/---

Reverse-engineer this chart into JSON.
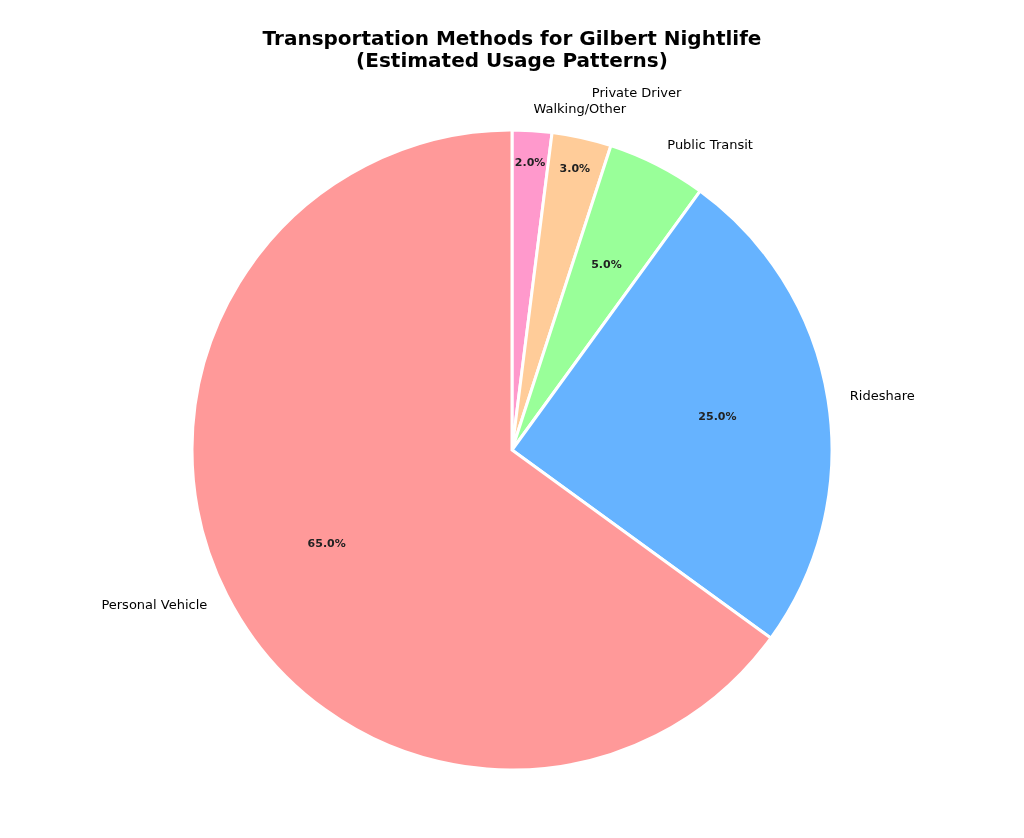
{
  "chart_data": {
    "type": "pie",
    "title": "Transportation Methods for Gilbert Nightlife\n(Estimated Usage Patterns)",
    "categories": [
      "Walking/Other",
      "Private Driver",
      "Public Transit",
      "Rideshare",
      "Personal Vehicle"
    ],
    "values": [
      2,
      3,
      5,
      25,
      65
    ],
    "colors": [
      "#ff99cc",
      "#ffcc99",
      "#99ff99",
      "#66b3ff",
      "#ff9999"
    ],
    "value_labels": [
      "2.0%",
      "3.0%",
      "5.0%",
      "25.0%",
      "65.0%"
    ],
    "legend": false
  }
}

\---

■ Requirement ■
Copy the material above in full and exactly, skipping pictures.

■ Solution to this problem ■
Reverse-engineer this chart into JSON.
{
  "chart_data": {
    "type": "pie",
    "title": "Transportation Methods for Gilbert Nightlife\n(Estimated Usage Patterns)",
    "categories": [
      "Walking/Other",
      "Private Driver",
      "Public Transit",
      "Rideshare",
      "Personal Vehicle"
    ],
    "values": [
      2,
      3,
      5,
      25,
      65
    ],
    "colors": [
      "#ff99cc",
      "#ffcc99",
      "#99ff99",
      "#66b3ff",
      "#ff9999"
    ],
    "value_labels": [
      "2.0%",
      "3.0%",
      "5.0%",
      "25.0%",
      "65.0%"
    ],
    "legend": false
  }
}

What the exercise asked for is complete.